§ Extracted data:
** START **
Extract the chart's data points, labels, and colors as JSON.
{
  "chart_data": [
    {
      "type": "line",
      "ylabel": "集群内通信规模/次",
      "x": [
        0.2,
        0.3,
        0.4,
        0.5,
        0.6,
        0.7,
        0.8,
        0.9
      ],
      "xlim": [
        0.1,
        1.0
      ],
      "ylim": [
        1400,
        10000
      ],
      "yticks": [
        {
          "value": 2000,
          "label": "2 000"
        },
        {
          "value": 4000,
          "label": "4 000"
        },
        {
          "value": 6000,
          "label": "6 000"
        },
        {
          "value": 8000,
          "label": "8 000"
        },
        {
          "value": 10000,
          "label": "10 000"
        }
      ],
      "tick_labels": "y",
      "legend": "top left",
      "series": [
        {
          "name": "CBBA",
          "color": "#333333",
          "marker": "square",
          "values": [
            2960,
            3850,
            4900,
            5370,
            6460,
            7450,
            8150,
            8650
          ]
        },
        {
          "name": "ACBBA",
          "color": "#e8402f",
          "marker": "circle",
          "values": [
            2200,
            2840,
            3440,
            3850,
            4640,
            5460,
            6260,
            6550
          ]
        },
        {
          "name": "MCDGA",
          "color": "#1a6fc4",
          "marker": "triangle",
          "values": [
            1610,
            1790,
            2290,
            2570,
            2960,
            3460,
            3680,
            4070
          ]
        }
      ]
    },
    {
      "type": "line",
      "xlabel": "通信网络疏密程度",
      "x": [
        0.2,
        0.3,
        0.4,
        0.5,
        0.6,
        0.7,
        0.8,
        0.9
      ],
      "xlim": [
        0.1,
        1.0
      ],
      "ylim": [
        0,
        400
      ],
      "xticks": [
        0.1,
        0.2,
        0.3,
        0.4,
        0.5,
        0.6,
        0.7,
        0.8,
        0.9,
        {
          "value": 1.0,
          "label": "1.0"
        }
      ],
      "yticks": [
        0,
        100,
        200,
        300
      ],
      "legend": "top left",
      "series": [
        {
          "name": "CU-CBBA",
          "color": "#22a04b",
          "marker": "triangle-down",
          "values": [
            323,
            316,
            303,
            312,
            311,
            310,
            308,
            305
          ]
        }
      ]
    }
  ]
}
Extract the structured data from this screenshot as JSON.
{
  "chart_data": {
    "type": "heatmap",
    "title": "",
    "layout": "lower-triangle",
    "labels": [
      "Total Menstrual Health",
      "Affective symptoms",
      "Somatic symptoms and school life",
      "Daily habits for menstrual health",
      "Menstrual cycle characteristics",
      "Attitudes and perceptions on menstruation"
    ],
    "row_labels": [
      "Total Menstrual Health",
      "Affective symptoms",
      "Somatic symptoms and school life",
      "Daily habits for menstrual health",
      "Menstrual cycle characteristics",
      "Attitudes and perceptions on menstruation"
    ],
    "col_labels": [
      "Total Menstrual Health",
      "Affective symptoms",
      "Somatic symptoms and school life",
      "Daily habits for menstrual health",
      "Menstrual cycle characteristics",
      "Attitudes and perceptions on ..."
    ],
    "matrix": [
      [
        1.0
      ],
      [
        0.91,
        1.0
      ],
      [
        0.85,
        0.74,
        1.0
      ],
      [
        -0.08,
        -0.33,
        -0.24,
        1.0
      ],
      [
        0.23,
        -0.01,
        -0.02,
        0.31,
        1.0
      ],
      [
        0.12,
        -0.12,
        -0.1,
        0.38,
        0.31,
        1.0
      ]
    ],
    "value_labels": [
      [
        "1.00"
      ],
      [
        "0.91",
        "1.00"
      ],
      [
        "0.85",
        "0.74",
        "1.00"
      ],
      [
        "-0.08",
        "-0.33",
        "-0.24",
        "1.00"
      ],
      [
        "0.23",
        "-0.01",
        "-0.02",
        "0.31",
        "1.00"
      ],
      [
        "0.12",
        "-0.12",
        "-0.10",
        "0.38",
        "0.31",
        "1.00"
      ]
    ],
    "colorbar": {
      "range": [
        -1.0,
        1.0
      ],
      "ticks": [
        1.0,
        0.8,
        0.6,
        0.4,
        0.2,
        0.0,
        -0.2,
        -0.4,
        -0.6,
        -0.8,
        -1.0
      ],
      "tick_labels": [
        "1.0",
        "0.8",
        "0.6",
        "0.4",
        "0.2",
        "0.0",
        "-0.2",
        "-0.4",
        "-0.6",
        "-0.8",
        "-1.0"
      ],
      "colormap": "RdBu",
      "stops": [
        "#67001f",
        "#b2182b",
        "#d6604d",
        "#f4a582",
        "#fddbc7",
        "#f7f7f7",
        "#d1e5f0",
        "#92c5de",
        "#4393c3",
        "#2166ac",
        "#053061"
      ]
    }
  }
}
** END **
§ Requirement: Above are some records; repeat all of them exactly.

§ Worked answer:
Extract the chart's data points, labels, and colors as JSON.
{
  "chart_data": [
    {
      "type": "line",
      "ylabel": "集群内通信规模/次",
      "x": [
        0.2,
        0.3,
        0.4,
        0.5,
        0.6,
        0.7,
        0.8,
        0.9
      ],
      "xlim": [
        0.1,
        1.0
      ],
      "ylim": [
        1400,
        10000
      ],
      "yticks": [
        {
          "value": 2000,
          "label": "2 000"
        },
        {
          "value": 4000,
          "label": "4 000"
        },
        {
          "value": 6000,
          "label": "6 000"
        },
        {
          "value": 8000,
          "label": "8 000"
        },
        {
          "value": 10000,
          "label": "10 000"
        }
      ],
      "tick_labels": "y",
      "legend": "top left",
      "series": [
        {
          "name": "CBBA",
          "color": "#333333",
          "marker": "square",
          "values": [
            2960,
            3850,
            4900,
            5370,
            6460,
            7450,
            8150,
            8650
          ]
        },
        {
          "name": "ACBBA",
          "color": "#e8402f",
          "marker": "circle",
          "values": [
            2200,
            2840,
            3440,
            3850,
            4640,
            5460,
            6260,
            6550
          ]
        },
        {
          "name": "MCDGA",
          "color": "#1a6fc4",
          "marker": "triangle",
          "values": [
            1610,
            1790,
            2290,
            2570,
            2960,
            3460,
            3680,
            4070
          ]
        }
      ]
    },
    {
      "type": "line",
      "xlabel": "通信网络疏密程度",
      "x": [
        0.2,
        0.3,
        0.4,
        0.5,
        0.6,
        0.7,
        0.8,
        0.9
      ],
      "xlim": [
        0.1,
        1.0
      ],
      "ylim": [
        0,
        400
      ],
      "xticks": [
        0.1,
        0.2,
        0.3,
        0.4,
        0.5,
        0.6,
        0.7,
        0.8,
        0.9,
        {
          "value": 1.0,
          "label": "1.0"
        }
      ],
      "yticks": [
        0,
        100,
        200,
        300
      ],
      "legend": "top left",
      "series": [
        {
          "name": "CU-CBBA",
          "color": "#22a04b",
          "marker": "triangle-down",
          "values": [
            323,
            316,
            303,
            312,
            311,
            310,
            308,
            305
          ]
        }
      ]
    }
  ]
}
Extract the structured data from this screenshot as JSON.
{
  "chart_data": {
    "type": "heatmap",
    "title": "",
    "layout": "lower-triangle",
    "labels": [
      "Total Menstrual Health",
      "Affective symptoms",
      "Somatic symptoms and school life",
      "Daily habits for menstrual health",
      "Menstrual cycle characteristics",
      "Attitudes and perceptions on menstruation"
    ],
    "row_labels": [
      "Total Menstrual Health",
      "Affective symptoms",
      "Somatic symptoms and school life",
      "Daily habits for menstrual health",
      "Menstrual cycle characteristics",
      "Attitudes and perceptions on menstruation"
    ],
    "col_labels": [
      "Total Menstrual Health",
      "Affective symptoms",
      "Somatic symptoms and school life",
      "Daily habits for menstrual health",
      "Menstrual cycle characteristics",
      "Attitudes and perceptions on ..."
    ],
    "matrix": [
      [
        1.0
      ],
      [
        0.91,
        1.0
      ],
      [
        0.85,
        0.74,
        1.0
      ],
      [
        -0.08,
        -0.33,
        -0.24,
        1.0
      ],
      [
        0.23,
        -0.01,
        -0.02,
        0.31,
        1.0
      ],
      [
        0.12,
        -0.12,
        -0.1,
        0.38,
        0.31,
        1.0
      ]
    ],
    "value_labels": [
      [
        "1.00"
      ],
      [
        "0.91",
        "1.00"
      ],
      [
        "0.85",
        "0.74",
        "1.00"
      ],
      [
        "-0.08",
        "-0.33",
        "-0.24",
        "1.00"
      ],
      [
        "0.23",
        "-0.01",
        "-0.02",
        "0.31",
        "1.00"
      ],
      [
        "0.12",
        "-0.12",
        "-0.10",
        "0.38",
        "0.31",
        "1.00"
      ]
    ],
    "colorbar": {
      "range": [
        -1.0,
        1.0
      ],
      "ticks": [
        1.0,
        0.8,
        0.6,
        0.4,
        0.2,
        0.0,
        -0.2,
        -0.4,
        -0.6,
        -0.8,
        -1.0
      ],
      "tick_labels": [
        "1.0",
        "0.8",
        "0.6",
        "0.4",
        "0.2",
        "0.0",
        "-0.2",
        "-0.4",
        "-0.6",
        "-0.8",
        "-1.0"
      ],
      "colormap": "RdBu",
      "stops": [
        "#67001f",
        "#b2182b",
        "#d6604d",
        "#f4a582",
        "#fddbc7",
        "#f7f7f7",
        "#d1e5f0",
        "#92c5de",
        "#4393c3",
        "#2166ac",
        "#053061"
      ]
    }
  }
}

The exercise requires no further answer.